>> Start Passage shown

Claim: For $E (x) := f(x) - p_{n} (X)$, the following holds. $$ E(t) = {{ (t - x_{0}) \cdots (t - x_{n}) } \over { (n+1)! }} f^{(n+1)} ( \xi ) $$
Part 1.
Firstly, if $t$ is the same as the nodal points $x_{0} , \cdots , x_{n}$, it trivially holds, so assume $t$ is different from these nodal points. $$ \begin{align*} \Psi (x) :=& (x - x_{0} ) (x - x_{1}) \cdots (x - x_{n}) \\ G (x) :=& E(x) - {{ \Psi (x) } \over { \Psi (t) }} E(t) \end{align*} $$ Upon defining the new functions as above, since $f$, $p_{n}$, and $\Psi$ are $(n+1)$ times differentiable, $G$ is also $(n+1)$ times differentiable.
Part 2.
Substituting $x = x_{i}$ into $G$ leads to $E(x_{i}) = f(x_{i}) - p_{n} (x_{i}) = 0$ and $\Psi (x_{i} ) = 0$, thus $$ G(x_{i}) = E(x_{i} ) - {{ \Psi (x_{i}) } \over { \Psi (t) }} E(t) = 0 $$ Substituting $x = t$ into $G$ leads to $\displaystyle {{ \Psi (t) } \over { \Psi (t) }} = 1$, thus $$ G(t) = E(t) - E(t) =0 $$ Therefore, $G$ has $(n+2)$ different zero $x_{0} , \cdots , x_{n} , t$s.
Part 3.
For convenience, let’s say $x_{n+1} :=t$.
Rolle’s theorem: If function $f(x)$ is continuous on $[a,b]$, differentiable on $(a,b)$, and $f(a)=f(b)$, then there exists at least one $c$ in $(a,b)$ that satisfies $f ' (c)=0$.

>> End Passage shown
>> Start Given records

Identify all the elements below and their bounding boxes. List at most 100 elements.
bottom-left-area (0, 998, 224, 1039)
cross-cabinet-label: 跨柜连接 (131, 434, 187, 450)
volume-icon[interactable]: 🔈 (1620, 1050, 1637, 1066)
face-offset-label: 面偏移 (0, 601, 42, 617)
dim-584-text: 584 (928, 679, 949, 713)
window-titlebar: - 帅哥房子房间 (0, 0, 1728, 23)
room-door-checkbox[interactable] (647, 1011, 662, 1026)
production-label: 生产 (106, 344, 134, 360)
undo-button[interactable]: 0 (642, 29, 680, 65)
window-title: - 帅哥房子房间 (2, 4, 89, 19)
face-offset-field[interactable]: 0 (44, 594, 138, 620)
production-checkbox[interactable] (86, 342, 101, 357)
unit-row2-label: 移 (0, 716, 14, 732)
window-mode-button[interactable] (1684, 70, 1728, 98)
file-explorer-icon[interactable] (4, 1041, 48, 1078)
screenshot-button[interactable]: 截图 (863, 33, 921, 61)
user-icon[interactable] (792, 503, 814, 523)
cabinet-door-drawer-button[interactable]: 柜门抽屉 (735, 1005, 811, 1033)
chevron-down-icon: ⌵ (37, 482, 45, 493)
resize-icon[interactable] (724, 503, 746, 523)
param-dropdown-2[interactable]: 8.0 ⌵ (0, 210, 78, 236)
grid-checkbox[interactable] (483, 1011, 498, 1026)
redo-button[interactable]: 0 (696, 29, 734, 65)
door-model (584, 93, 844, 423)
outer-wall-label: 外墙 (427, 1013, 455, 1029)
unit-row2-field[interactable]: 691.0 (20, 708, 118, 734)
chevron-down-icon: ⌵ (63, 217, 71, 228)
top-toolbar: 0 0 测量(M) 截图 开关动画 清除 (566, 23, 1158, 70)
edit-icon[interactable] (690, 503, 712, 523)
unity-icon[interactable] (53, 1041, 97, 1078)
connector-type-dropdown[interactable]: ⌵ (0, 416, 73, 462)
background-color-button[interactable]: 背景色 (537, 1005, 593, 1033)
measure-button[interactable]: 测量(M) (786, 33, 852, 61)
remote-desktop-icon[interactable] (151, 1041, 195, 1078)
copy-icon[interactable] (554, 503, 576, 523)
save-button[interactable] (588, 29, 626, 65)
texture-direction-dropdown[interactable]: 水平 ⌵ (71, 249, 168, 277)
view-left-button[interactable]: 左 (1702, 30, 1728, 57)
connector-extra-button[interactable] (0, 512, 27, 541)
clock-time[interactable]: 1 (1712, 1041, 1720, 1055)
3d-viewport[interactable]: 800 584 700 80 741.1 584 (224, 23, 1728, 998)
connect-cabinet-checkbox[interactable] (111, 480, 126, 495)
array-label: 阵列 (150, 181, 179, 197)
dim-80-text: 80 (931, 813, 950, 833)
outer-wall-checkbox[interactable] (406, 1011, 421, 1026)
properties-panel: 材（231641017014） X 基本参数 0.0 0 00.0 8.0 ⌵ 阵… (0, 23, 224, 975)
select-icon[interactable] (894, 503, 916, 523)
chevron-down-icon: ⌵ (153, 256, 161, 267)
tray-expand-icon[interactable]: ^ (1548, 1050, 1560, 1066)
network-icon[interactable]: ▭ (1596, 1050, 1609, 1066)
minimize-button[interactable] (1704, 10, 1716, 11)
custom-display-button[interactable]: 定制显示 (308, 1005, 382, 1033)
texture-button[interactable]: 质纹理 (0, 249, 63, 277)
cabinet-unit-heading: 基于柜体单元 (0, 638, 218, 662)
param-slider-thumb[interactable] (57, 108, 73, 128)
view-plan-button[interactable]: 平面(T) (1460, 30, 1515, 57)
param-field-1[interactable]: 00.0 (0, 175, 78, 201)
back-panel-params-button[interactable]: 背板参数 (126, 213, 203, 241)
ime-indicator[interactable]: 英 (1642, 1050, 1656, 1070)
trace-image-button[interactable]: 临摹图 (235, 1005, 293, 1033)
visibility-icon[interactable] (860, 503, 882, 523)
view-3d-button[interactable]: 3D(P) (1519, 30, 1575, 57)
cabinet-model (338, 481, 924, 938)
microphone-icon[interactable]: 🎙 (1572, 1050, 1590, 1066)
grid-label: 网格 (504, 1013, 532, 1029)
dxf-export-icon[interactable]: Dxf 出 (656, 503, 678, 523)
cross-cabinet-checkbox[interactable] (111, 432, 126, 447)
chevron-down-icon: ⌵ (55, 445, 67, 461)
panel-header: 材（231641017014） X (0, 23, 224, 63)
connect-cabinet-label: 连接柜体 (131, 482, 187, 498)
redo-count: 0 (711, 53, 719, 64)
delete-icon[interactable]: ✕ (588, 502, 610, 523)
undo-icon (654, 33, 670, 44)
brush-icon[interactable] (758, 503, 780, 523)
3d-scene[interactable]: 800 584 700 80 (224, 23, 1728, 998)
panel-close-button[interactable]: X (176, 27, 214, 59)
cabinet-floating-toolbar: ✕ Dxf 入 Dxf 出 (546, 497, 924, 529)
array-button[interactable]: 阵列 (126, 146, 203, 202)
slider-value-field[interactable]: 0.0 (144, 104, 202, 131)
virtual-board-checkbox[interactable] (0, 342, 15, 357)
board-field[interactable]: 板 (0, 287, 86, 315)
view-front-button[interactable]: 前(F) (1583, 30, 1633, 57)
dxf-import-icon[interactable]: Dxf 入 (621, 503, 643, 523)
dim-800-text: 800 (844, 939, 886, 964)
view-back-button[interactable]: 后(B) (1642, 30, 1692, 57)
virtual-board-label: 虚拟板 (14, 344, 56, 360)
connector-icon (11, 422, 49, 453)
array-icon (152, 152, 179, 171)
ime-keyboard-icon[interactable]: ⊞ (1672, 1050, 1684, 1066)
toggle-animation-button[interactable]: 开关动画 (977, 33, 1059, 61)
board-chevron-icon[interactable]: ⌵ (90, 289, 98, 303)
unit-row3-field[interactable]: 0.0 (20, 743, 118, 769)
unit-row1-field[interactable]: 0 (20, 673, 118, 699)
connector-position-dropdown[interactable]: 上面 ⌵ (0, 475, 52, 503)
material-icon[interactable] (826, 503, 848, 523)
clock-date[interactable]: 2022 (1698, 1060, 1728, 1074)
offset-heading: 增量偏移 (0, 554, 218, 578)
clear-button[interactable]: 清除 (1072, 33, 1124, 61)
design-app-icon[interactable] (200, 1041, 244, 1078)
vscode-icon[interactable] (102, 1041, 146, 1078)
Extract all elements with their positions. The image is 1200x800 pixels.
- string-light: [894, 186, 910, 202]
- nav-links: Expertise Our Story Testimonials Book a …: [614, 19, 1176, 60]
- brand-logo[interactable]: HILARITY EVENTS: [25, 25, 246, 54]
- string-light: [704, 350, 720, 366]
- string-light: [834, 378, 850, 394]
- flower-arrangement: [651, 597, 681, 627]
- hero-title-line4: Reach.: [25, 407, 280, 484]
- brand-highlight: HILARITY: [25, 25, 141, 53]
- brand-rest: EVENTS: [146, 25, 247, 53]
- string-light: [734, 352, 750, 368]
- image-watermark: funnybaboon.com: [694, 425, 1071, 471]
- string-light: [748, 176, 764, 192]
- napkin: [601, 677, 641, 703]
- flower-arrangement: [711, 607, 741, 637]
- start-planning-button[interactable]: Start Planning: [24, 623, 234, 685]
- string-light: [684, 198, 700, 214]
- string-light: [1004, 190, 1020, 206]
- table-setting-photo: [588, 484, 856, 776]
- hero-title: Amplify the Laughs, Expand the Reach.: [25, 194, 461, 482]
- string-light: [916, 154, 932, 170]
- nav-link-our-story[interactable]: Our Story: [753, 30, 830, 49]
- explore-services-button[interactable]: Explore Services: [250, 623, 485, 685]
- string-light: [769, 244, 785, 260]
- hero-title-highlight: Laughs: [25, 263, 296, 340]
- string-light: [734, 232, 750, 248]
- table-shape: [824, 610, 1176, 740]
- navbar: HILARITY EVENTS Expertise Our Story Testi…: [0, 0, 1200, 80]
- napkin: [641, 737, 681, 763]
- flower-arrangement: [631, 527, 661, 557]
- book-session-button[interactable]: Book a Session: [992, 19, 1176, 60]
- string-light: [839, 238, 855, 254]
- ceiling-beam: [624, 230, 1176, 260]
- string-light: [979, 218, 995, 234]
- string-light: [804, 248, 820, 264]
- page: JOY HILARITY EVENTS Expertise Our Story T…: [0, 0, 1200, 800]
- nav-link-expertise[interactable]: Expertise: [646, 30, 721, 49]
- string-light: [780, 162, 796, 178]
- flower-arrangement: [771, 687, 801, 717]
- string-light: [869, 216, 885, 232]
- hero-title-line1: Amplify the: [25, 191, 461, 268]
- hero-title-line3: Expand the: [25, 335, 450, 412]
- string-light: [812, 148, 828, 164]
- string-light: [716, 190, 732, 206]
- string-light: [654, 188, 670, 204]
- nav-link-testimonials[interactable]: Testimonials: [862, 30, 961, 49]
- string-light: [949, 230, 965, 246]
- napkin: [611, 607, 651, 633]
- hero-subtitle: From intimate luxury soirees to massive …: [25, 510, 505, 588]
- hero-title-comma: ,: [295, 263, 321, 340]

>> End Given records

Rewrite the interpolation error proof starting at "Claim: For $E" and ending at "also $(n+1)$ times differentiable.", using "interpolation nodes" in place of "nodal points". Nothing in the listing is needed here.

Output for this exercise -
Claim: For $E (x) := f(x) - p_{n} (X)$, the following holds. $$ E(t) = {{ (t - x_{0}) \cdots (t - x_{n}) } \over { (n+1)! }} f^{(n+1)} ( \xi ) $$
Part 1.
Firstly, if $t$ is the same as the interpolation nodes $x_{0} , \cdots , x_{n}$, it trivially holds, so assume $t$ is different from these interpolation nodes. $$ \begin{align*} \Psi (x) :=& (x - x_{0} ) (x - x_{1}) \cdots (x - x_{n}) \\ G (x) :=& E(x) - {{ \Psi (x) } \over { \Psi (t) }} E(t) \end{align*} $$ Upon defining the new functions as above, since $f$, $p_{n}$, and $\Psi$ are $(n+1)$ times differentiable, $G$ is also $(n+1)$ times differentiable.